Rural Distress or The Want Of It?

Past week of news on census findings have been quite interesting to say the least. First, we had the sensational findings of the census on URGD (Urban Rural Growth Differential). On 27th of September, The Hindu reported:

The 2011 Census captures only the tip of an iceberg in terms of rural upheaval. The last time urban India added more numbers to its population than rural India was 90 years ago and that followed giant calamities in public health and war. Yet, without such conditions, urban India added 91 million to its 2001 total, against rural India’s 90.6 million.

Table Depicting Rural and Urban Population Differentials

Table Depicting Rural and Urban Population Differentials. Courtesy: The Hindu

Also see table for more. P Sainath, the very next day, published in The Hindu an op-ed which translated the census of India findings into rural distress. To quote him from his op-ed on 28th September:

The re-classification of villages and towns, and the changes this brings to the nation’s rural-urban profile, happens every decade. Yet only Census 2011 shows us a huge turnaround, with urban India adding more people (91 million) than rural India (90.6 million) for the first time in 90 years. Clearly, something huge has happened in the last 10 years that drives those numbers. And that is: huge, uncharted migrations of people seeking work as farming collapses. We may be looking at — and missing — this cruel drama in the countryside. A drama of millions leaving their homes in search of jobs that are not there. Of villages swiftly losing able-bodied adults, leaving behind the old, hungry and vulnerable. Of families that break up as their members head in diverse directions.

SOURCE EXCERPT:
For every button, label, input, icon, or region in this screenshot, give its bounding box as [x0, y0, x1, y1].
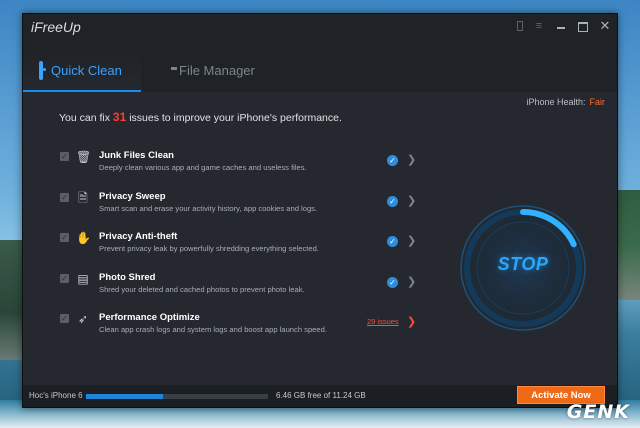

EXERCISE PROMPT:
In the piece on rural distress, how many people did urban India add to its 2001 population total, according to the 2011 Census figures it quotes?

TASK ANSWER:
91 million